* **THE REQUEST**: Repeat each line word for word.

* **SUPPLIED DATA**:
* * * * * * *
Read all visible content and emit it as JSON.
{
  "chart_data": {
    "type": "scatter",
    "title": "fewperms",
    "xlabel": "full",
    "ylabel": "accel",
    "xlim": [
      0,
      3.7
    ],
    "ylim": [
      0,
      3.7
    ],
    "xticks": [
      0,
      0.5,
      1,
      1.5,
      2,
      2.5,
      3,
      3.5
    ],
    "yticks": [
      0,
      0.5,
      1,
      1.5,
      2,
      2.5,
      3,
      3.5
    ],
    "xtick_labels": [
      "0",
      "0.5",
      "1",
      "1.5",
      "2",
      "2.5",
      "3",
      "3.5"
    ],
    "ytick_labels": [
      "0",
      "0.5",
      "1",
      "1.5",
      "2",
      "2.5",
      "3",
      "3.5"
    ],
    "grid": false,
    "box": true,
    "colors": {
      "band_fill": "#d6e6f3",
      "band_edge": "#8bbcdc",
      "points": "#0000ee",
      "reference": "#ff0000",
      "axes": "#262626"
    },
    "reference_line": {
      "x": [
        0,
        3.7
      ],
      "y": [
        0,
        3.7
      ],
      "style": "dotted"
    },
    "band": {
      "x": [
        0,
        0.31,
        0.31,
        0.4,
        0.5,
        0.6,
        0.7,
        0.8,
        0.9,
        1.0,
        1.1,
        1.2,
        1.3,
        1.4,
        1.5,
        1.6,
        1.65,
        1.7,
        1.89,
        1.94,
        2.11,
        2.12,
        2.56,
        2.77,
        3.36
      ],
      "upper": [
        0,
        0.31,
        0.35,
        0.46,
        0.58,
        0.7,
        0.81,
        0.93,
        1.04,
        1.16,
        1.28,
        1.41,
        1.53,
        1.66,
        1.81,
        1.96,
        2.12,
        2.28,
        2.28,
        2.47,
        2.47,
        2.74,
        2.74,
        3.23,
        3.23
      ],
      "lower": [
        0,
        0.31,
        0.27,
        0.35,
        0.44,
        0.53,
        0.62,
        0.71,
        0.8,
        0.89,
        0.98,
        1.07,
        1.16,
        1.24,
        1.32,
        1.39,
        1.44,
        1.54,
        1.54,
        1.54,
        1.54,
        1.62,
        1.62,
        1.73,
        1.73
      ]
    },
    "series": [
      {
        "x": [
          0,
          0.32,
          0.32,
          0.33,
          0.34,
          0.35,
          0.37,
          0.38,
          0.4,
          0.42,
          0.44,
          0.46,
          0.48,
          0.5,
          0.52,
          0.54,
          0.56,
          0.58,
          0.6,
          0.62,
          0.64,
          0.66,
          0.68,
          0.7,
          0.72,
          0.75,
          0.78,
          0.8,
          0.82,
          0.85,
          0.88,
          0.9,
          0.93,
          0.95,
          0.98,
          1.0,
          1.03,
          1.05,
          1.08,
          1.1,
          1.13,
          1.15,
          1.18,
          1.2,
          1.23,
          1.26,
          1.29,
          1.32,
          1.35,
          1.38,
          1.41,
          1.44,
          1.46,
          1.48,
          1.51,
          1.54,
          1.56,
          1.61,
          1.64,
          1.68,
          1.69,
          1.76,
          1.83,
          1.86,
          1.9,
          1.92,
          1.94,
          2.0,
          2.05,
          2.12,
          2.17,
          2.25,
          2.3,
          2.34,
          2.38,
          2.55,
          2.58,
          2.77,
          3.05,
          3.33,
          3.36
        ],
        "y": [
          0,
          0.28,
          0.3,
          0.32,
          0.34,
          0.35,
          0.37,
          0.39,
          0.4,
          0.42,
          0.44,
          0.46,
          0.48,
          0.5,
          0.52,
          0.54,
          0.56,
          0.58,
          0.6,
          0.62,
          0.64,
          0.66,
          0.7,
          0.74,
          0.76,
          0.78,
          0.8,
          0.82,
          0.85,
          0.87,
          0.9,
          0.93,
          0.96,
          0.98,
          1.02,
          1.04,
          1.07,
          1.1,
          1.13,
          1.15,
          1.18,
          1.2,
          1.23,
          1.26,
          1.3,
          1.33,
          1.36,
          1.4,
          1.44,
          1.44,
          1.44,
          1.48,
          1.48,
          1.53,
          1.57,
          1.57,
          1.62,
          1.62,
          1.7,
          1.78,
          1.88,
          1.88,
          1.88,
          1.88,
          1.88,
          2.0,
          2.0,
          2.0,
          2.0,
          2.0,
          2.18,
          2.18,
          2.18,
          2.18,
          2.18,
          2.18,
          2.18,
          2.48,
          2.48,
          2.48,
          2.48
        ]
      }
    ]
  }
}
* * * * * * *
* **FINISHED EXERCISE**:
Read all visible content and emit it as JSON.
{
  "chart_data": {
    "type": "scatter",
    "title": "fewperms",
    "xlabel": "full",
    "ylabel": "accel",
    "xlim": [
      0,
      3.7
    ],
    "ylim": [
      0,
      3.7
    ],
    "xticks": [
      0,
      0.5,
      1,
      1.5,
      2,
      2.5,
      3,
      3.5
    ],
    "yticks": [
      0,
      0.5,
      1,
      1.5,
      2,
      2.5,
      3,
      3.5
    ],
    "xtick_labels": [
      "0",
      "0.5",
      "1",
      "1.5",
      "2",
      "2.5",
      "3",
      "3.5"
    ],
    "ytick_labels": [
      "0",
      "0.5",
      "1",
      "1.5",
      "2",
      "2.5",
      "3",
      "3.5"
    ],
    "grid": false,
    "box": true,
    "colors": {
      "band_fill": "#d6e6f3",
      "band_edge": "#8bbcdc",
      "points": "#0000ee",
      "reference": "#ff0000",
      "axes": "#262626"
    },
    "reference_line": {
      "x": [
        0,
        3.7
      ],
      "y": [
        0,
        3.7
      ],
      "style": "dotted"
    },
    "band": {
      "x": [
        0,
        0.31,
        0.31,
        0.4,
        0.5,
        0.6,
        0.7,
        0.8,
        0.9,
        1.0,
        1.1,
        1.2,
        1.3,
        1.4,
        1.5,
        1.6,
        1.65,
        1.7,
        1.89,
        1.94,
        2.11,
        2.12,
        2.56,
        2.77,
        3.36
      ],
      "upper": [
        0,
        0.31,
        0.35,
        0.46,
        0.58,
        0.7,
        0.81,
        0.93,
        1.04,
        1.16,
        1.28,
        1.41,
        1.53,
        1.66,
        1.81,
        1.96,
        2.12,
        2.28,
        2.28,
        2.47,
        2.47,
        2.74,
        2.74,
        3.23,
        3.23
      ],
      "lower": [
        0,
        0.31,
        0.27,
        0.35,
        0.44,
        0.53,
        0.62,
        0.71,
        0.8,
        0.89,
        0.98,
        1.07,
        1.16,
        1.24,
        1.32,
        1.39,
        1.44,
        1.54,
        1.54,
        1.54,
        1.54,
        1.62,
        1.62,
        1.73,
        1.73
      ]
    },
    "series": [
      {
        "x": [
          0,
          0.32,
          0.32,
          0.33,
          0.34,
          0.35,
          0.37,
          0.38,
          0.4,
          0.42,
          0.44,
          0.46,
          0.48,
          0.5,
          0.52,
          0.54,
          0.56,
          0.58,
          0.6,
          0.62,
          0.64,
          0.66,
          0.68,
          0.7,
          0.72,
          0.75,
          0.78,
          0.8,
          0.82,
          0.85,
          0.88,
          0.9,
          0.93,
          0.95,
          0.98,
          1.0,
          1.03,
          1.05,
          1.08,
          1.1,
          1.13,
          1.15,
          1.18,
          1.2,
          1.23,
          1.26,
          1.29,
          1.32,
          1.35,
          1.38,
          1.41,
          1.44,
          1.46,
          1.48,
          1.51,
          1.54,
          1.56,
          1.61,
          1.64,
          1.68,
          1.69,
          1.76,
          1.83,
          1.86,
          1.9,
          1.92,
          1.94,
          2.0,
          2.05,
          2.12,
          2.17,
          2.25,
          2.3,
          2.34,
          2.38,
          2.55,
          2.58,
          2.77,
          3.05,
          3.33,
          3.36
        ],
        "y": [
          0,
          0.28,
          0.3,
          0.32,
          0.34,
          0.35,
          0.37,
          0.39,
          0.4,
          0.42,
          0.44,
          0.46,
          0.48,
          0.5,
          0.52,
          0.54,
          0.56,
          0.58,
          0.6,
          0.62,
          0.64,
          0.66,
          0.7,
          0.74,
          0.76,
          0.78,
          0.8,
          0.82,
          0.85,
          0.87,
          0.9,
          0.93,
          0.96,
          0.98,
          1.02,
          1.04,
          1.07,
          1.1,
          1.13,
          1.15,
          1.18,
          1.2,
          1.23,
          1.26,
          1.3,
          1.33,
          1.36,
          1.4,
          1.44,
          1.44,
          1.44,
          1.48,
          1.48,
          1.53,
          1.57,
          1.57,
          1.62,
          1.62,
          1.7,
          1.78,
          1.88,
          1.88,
          1.88,
          1.88,
          1.88,
          2.0,
          2.0,
          2.0,
          2.0,
          2.0,
          2.18,
          2.18,
          2.18,
          2.18,
          2.18,
          2.18,
          2.18,
          2.48,
          2.48,
          2.48,
          2.48
        ]
      }
    ]
  }
}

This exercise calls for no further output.